* _What the exercise asks_: Work out how many lines of the material below mention the word "gamma"; reply with the number only.

--- START ---

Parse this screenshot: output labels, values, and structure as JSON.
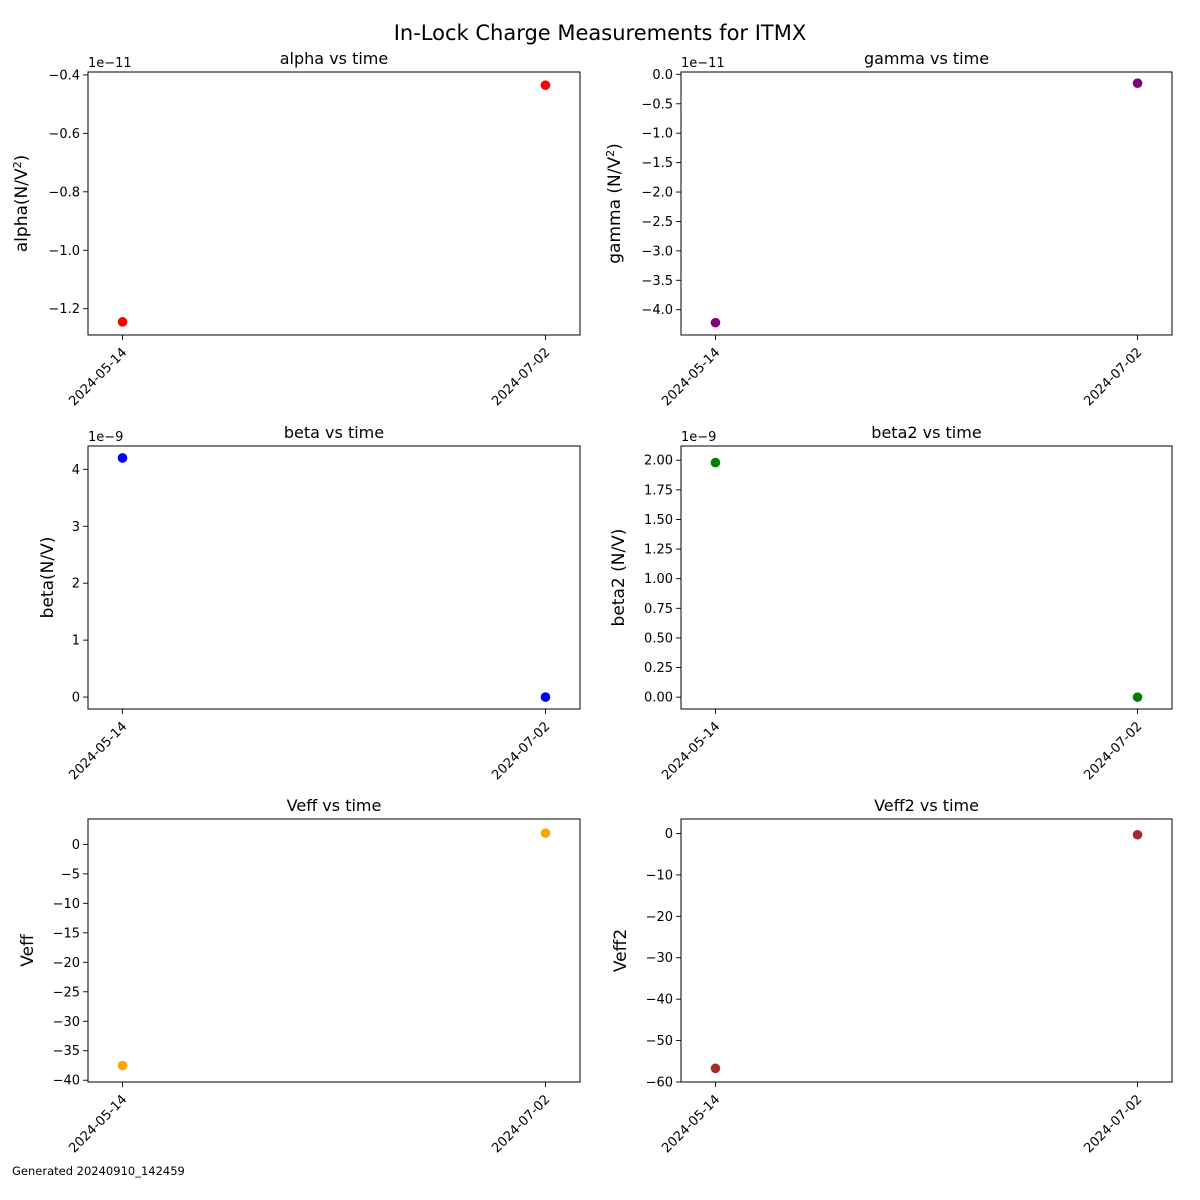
{
  "figure": {
    "title": "In-Lock Charge Measurements for ITMX",
    "footer": "Generated 20240910_142459"
  },
  "chart_data": [
    {
      "type": "scatter",
      "title": "alpha vs time",
      "xlabel": "",
      "ylabel": "alpha(N/V²)",
      "ylabel_base": "alpha(N/V",
      "ylabel_sup": "2",
      "ylabel_end": ")",
      "x": [
        "2024-05-14",
        "2024-07-02"
      ],
      "y": [
        -1.245e-11,
        -4.35e-12
      ],
      "xlim": [
        "2024-05-10",
        "2024-07-06"
      ],
      "ylim": [
        -1.29e-11,
        -3.9e-12
      ],
      "yticks": [
        -1.2e-11,
        -1e-11,
        -8e-12,
        -6e-12,
        -4e-12
      ],
      "ytick_labels": [
        "−1.2",
        "−1.0",
        "−0.8",
        "−0.6",
        "−0.4"
      ],
      "offset_text": "1e−11",
      "color": "#ff0000"
    },
    {
      "type": "scatter",
      "title": "gamma vs time",
      "xlabel": "",
      "ylabel": "gamma (N/V²)",
      "ylabel_base": "gamma (N/V",
      "ylabel_sup": "2",
      "ylabel_end": ")",
      "x": [
        "2024-05-14",
        "2024-07-02"
      ],
      "y": [
        -4.22e-11,
        -1.5e-12
      ],
      "xlim": [
        "2024-05-10",
        "2024-07-06"
      ],
      "ylim": [
        -4.43e-11,
        4e-13
      ],
      "yticks": [
        -4e-11,
        -3.5e-11,
        -3e-11,
        -2.5e-11,
        -2e-11,
        -1.5e-11,
        -1e-11,
        -5e-12,
        0
      ],
      "ytick_labels": [
        "−4.0",
        "−3.5",
        "−3.0",
        "−2.5",
        "−2.0",
        "−1.5",
        "−1.0",
        "−0.5",
        "0.0"
      ],
      "offset_text": "1e−11",
      "color": "#800080"
    },
    {
      "type": "scatter",
      "title": "beta vs time",
      "xlabel": "",
      "ylabel": "beta(N/V)",
      "x": [
        "2024-05-14",
        "2024-07-02"
      ],
      "y": [
        4.2e-09,
        0.0
      ],
      "xlim": [
        "2024-05-10",
        "2024-07-06"
      ],
      "ylim": [
        -2.1e-10,
        4.41e-09
      ],
      "yticks": [
        0,
        1e-09,
        2e-09,
        3e-09,
        4e-09
      ],
      "ytick_labels": [
        "0",
        "1",
        "2",
        "3",
        "4"
      ],
      "offset_text": "1e−9",
      "color": "#0000ff"
    },
    {
      "type": "scatter",
      "title": "beta2 vs time",
      "xlabel": "",
      "ylabel": "beta2 (N/V)",
      "x": [
        "2024-05-14",
        "2024-07-02"
      ],
      "y": [
        1.98e-09,
        0.0
      ],
      "xlim": [
        "2024-05-10",
        "2024-07-06"
      ],
      "ylim": [
        -1e-10,
        2.12e-09
      ],
      "yticks": [
        0,
        2.5e-10,
        5e-10,
        7.5e-10,
        1e-09,
        1.25e-09,
        1.5e-09,
        1.75e-09,
        2e-09
      ],
      "ytick_labels": [
        "0.00",
        "0.25",
        "0.50",
        "0.75",
        "1.00",
        "1.25",
        "1.50",
        "1.75",
        "2.00"
      ],
      "offset_text": "1e−9",
      "color": "#008000"
    },
    {
      "type": "scatter",
      "title": "Veff vs time",
      "xlabel": "",
      "ylabel": "Veff",
      "x": [
        "2024-05-14",
        "2024-07-02"
      ],
      "y": [
        -37.5,
        1.9
      ],
      "xlim": [
        "2024-05-10",
        "2024-07-06"
      ],
      "ylim": [
        -40.3,
        4.3
      ],
      "yticks": [
        -40,
        -35,
        -30,
        -25,
        -20,
        -15,
        -10,
        -5,
        0
      ],
      "ytick_labels": [
        "−40",
        "−35",
        "−30",
        "−25",
        "−20",
        "−15",
        "−10",
        "−5",
        "0"
      ],
      "offset_text": "",
      "color": "#ffa500"
    },
    {
      "type": "scatter",
      "title": "Veff2 vs time",
      "xlabel": "",
      "ylabel": "Veff2",
      "x": [
        "2024-05-14",
        "2024-07-02"
      ],
      "y": [
        -56.7,
        -0.3
      ],
      "xlim": [
        "2024-05-10",
        "2024-07-06"
      ],
      "ylim": [
        -60.0,
        3.5
      ],
      "yticks": [
        -60,
        -50,
        -40,
        -30,
        -20,
        -10,
        0
      ],
      "ytick_labels": [
        "−60",
        "−50",
        "−40",
        "−30",
        "−20",
        "−10",
        "0"
      ],
      "offset_text": "",
      "color": "#a52a2a"
    }
  ]
}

--- END ---

* _Task solution_: 3